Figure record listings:
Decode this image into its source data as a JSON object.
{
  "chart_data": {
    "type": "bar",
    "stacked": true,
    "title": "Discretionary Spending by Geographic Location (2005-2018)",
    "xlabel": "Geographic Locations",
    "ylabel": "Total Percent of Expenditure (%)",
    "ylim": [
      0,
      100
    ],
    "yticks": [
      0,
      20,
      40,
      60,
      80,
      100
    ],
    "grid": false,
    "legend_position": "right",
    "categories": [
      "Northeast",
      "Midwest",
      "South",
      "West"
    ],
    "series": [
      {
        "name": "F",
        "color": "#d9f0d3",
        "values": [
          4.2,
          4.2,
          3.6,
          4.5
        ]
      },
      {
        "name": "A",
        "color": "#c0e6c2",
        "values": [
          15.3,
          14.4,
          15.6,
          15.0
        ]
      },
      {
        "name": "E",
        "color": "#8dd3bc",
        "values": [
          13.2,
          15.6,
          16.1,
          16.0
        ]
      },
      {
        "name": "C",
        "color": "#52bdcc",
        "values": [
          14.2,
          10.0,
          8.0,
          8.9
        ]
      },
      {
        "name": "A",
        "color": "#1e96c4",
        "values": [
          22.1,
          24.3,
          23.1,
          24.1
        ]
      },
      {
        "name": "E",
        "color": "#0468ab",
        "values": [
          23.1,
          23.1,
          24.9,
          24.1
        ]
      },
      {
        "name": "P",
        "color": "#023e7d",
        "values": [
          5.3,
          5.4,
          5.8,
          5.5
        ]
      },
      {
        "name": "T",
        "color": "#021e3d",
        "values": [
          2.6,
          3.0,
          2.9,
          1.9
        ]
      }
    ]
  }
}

What you have to do.
Copy each line from the data above that includes "name".

Exercise output.
        "name": "F",
        "name": "A",
        "name": "E",
        "name": "C",
        "name": "A",
        "name": "E",
        "name": "P",
        "name": "T",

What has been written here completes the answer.